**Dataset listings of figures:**

*** Block opens ***

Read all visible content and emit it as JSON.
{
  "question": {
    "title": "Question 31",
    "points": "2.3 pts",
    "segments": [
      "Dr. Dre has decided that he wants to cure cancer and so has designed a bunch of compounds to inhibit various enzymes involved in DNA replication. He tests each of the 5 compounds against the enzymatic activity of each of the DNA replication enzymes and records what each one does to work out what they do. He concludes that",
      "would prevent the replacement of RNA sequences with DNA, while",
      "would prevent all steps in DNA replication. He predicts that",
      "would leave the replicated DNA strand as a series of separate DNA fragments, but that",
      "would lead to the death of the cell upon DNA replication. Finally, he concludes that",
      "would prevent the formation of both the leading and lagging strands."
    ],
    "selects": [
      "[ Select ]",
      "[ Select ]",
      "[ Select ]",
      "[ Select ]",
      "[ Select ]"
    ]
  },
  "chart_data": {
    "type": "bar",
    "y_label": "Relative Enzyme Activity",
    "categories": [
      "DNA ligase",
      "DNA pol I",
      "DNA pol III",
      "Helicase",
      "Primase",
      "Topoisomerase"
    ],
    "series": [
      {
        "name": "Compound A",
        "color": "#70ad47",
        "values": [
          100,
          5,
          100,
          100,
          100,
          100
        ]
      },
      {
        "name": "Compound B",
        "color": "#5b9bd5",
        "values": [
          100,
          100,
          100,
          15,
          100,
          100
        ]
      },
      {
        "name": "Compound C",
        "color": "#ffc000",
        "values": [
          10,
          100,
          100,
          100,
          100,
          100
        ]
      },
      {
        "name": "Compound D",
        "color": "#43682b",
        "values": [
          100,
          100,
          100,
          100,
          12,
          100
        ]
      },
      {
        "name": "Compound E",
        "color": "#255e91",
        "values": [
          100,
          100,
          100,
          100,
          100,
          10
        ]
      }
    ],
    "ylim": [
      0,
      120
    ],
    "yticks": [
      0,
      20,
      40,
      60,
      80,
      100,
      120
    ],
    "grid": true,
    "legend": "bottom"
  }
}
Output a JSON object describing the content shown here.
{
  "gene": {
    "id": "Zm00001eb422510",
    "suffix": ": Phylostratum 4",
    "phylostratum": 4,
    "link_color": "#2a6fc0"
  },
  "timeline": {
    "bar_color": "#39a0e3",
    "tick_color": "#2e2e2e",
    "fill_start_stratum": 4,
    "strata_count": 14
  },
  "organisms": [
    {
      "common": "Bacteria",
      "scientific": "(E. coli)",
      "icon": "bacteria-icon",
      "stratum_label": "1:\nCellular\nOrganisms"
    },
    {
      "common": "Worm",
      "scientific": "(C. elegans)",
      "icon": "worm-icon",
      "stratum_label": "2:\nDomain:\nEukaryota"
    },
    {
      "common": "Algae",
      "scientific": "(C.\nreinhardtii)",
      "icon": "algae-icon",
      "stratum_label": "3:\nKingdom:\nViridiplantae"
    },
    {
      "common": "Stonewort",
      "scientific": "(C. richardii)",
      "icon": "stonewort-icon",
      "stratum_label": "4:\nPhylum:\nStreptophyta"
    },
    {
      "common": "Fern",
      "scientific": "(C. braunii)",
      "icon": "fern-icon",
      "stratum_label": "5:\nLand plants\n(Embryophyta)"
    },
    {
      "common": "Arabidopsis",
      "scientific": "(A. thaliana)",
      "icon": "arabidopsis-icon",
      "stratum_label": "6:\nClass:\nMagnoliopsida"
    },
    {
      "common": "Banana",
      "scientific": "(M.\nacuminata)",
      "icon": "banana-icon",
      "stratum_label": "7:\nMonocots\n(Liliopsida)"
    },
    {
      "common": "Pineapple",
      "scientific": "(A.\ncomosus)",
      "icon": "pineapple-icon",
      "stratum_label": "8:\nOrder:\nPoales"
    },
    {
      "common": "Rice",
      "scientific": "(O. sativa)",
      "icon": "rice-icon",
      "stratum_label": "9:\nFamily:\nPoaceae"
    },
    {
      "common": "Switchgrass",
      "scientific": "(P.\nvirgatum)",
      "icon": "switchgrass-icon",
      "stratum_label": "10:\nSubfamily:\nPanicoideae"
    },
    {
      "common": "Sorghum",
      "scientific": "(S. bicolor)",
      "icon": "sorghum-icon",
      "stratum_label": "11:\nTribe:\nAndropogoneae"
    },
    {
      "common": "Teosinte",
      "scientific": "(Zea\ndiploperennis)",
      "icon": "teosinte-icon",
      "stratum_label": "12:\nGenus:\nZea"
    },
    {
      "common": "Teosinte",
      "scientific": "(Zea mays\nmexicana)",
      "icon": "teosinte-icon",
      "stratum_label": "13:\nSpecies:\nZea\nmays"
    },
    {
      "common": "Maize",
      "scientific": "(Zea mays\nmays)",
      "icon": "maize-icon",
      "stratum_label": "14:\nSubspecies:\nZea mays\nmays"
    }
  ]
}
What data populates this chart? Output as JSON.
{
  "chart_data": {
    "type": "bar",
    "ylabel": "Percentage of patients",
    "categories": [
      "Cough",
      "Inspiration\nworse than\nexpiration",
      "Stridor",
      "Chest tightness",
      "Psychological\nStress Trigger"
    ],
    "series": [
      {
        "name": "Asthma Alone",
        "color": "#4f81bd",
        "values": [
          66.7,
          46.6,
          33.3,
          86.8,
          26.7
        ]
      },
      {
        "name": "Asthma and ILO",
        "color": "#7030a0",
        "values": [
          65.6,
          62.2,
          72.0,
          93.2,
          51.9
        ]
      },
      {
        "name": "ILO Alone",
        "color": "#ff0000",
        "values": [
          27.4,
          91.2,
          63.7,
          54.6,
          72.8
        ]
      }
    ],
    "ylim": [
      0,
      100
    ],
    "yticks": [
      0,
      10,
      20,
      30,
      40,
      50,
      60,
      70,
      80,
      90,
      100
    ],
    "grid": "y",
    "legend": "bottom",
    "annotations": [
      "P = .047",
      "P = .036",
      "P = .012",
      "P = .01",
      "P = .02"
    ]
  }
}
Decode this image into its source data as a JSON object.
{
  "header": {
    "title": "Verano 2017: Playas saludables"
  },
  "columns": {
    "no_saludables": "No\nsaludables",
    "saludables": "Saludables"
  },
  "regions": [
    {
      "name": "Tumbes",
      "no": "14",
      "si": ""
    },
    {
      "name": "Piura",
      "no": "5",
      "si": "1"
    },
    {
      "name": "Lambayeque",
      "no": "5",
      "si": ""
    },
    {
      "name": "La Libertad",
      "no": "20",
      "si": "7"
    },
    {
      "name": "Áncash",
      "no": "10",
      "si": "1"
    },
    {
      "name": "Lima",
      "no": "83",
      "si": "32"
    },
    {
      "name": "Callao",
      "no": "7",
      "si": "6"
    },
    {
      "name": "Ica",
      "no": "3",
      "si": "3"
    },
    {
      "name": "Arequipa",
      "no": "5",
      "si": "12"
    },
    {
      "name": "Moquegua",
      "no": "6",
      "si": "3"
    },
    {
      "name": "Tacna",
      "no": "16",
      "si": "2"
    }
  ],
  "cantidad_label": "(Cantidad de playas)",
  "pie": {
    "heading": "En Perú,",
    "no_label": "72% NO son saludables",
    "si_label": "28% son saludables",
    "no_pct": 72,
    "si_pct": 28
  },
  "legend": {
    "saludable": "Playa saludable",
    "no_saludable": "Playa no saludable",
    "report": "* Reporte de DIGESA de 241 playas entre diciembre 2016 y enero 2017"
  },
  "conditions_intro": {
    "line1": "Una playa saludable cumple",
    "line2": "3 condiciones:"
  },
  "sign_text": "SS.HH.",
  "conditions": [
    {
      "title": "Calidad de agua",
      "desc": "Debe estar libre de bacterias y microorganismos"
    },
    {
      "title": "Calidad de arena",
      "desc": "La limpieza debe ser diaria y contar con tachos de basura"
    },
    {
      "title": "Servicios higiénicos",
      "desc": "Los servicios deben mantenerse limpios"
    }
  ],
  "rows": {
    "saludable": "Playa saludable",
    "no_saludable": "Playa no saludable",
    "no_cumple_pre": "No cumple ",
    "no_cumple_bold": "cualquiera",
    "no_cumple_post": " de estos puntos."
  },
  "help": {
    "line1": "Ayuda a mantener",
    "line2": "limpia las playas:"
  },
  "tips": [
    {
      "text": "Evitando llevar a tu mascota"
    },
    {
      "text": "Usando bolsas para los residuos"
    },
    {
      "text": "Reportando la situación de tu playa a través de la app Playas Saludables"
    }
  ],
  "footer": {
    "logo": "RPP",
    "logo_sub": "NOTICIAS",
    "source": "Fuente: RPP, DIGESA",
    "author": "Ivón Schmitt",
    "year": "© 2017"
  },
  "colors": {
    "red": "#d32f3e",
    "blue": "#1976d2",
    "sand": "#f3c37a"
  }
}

*** Block closes ***

**EXERCISE INSTRUCTIONS:** Check each line of the data above for the string "JSON" and report only how many lines have it.

**OUTPUT OF THE EXERCISE:** 4